* Written task *
Reproduce verbatim the passage of the essay on the Pulwama war below that opens with the words "After the numbers" and closes with "to stay quiet.".
>> START Text to read
Archives / February 2019

T.P Sreenivasan
After The War

Kerala’s greatest living poet, K.Satchidanandan burst into poetry after the Pulwama war as many others had done before him after other wars. Pandavas and Kauravas in Kurukshethra eminently suit the description of Indians and Pakistanis in the killing fields of Kashmir.

“At the end of the war
When the counting of dead bodies
began, the Pandavas and the Kauravas
beat their brows together in horror.

“Why did we fight at all?” asked
the Pandavas. “How did
they die?”, asked the Kauravas.
“Whose cruel deed was this?”,
enquired the Pandavas. “Who
was behind it?”, enquired
the Kauravas. “Aren’t we kin?”,
Pandavas wondered. “Aren’t we
neighbours?”, wondered the Kauravas.
“Our rivers are the same,” said
the Pandavas. “Our languages
are the same,” said the Kauravas.
“Our house was on the
other bank of the river,”
remembered the Pandavas.
“Ours too,” echoed the Kauravas.”

(“Then they cleaned their guns and started shooting at each other again”, says the Malayalam version.)

The tragedy and the futility of the war apart, the balance sheet is important for the strategists and thinkers. We cannot be as impartial as the poet as it is fundamental to the survival of our nation as a secular country and we have to win the war one day.

Truth is the first casualty in every war, as in accounts of peace negotiations. The narrator always wins against his opponent. Nobody is good at counting when it comes to war and the Pulwama was no exception. The number of casualties on Valentine’s Day varied from 36 to 44, but it was cruelly rounded off to forty. The terrorists killed in the Indian attack was in the range of 1 to 300, but the Air Force, we were told, was not in the business of counting dead bodies and it was the job of the Ministry of External Affairs (MEA), something unheard of before. I thought the job of the MEA was to prevent war, not to count the dead bodies. In the event of war, the MEA merely gave the figures given by the Ministry of Defence to friends and foes. As for aircraft, India lost a MIG 21, while Pakistan lost an F 16. India also lost a helicopter somewhere, but not in action. Another MIG 21 crashed after the war as “flying coffins” do.

After the numbers game remained unresolved the question arose as to who won the war. Of course , according to us, India did as we lost fewer men and planes. We gave a fitting reply to Pakistan and the one pilot taken into custody by Pakistan was received as a hero on the Wagah border. Pakistan said it won because they killed BSF men, shot down an Indian pilot, killed many on the Indian side of the border and launched a peace initiative by returning the pilot. The world thought it was a “draw” between the cricketing and nuclear armed neighbours and asked everybody to stay quiet.

Speculation was that Pakistan planned everything to ensure that PM Modi does not win the election. It seems to have had the opposite effect. He fought F16 with MIG 21 and showed his mettle. He did not even ask for the return of Abhinandan. He went around electioneering with the pictures of Pulwama martyrs as backdrops. Everything was left to the brave soldiers, he said. Rafael appeared to disappear as an election issue. He claimed to have the nation’s business at hand and the opposition did not even have the Parliament to disrupt.

As for Imran Khan, the return of Abhinandan was a back spin which sent the opponents in a tizzy. At least some in India thought he was gracious in defeat and victory."It is just not cricket" is what would be said in English if anything unfair or unjust is done by a person, who is otherwise fair and honest, as cricket is supposedly a gentleman's game. Having to say so to a world famous captain of a leading cricketing country is paradoxical and even painful. But that is what we have to say to Imran Khan in the aftermath of the Valentine's Day gift he presented to India this year. Even if we concede that he is only the Prime Minister of Pakistan, who does not necessarily know all that his country does, he cannot escape the responsibility for providing a mask to the Pakistan army to engage in unlawful activities and to wage aggression after India retaliated to the terrorist attack.
>> END Text to read
>> START Dataset excerpt
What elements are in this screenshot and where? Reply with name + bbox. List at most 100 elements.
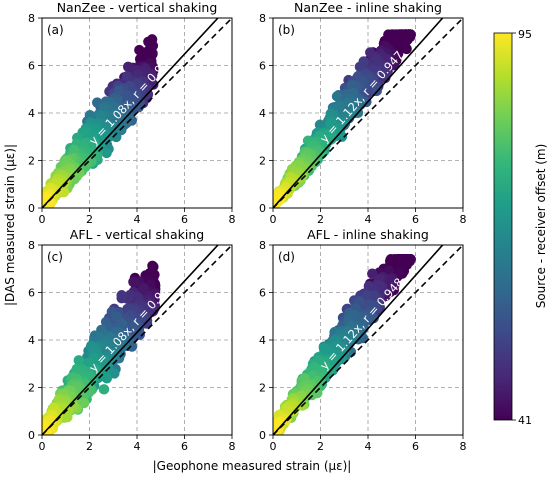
>> END Dataset excerpt
* Full answer *
After the numbers game remained unresolved the question arose as to who won the war. Of course , according to us, India did as we lost fewer men and planes. We gave a fitting reply to Pakistan and the one pilot taken into custody by Pakistan was received as a hero on the Wagah border. Pakistan said it won because they killed BSF men, shot down an Indian pilot, killed many on the Indian side of the border and launched a peace initiative by returning the pilot. The world thought it was a “draw” between the cricketing and nuclear armed neighbours and asked everybody to stay quiet.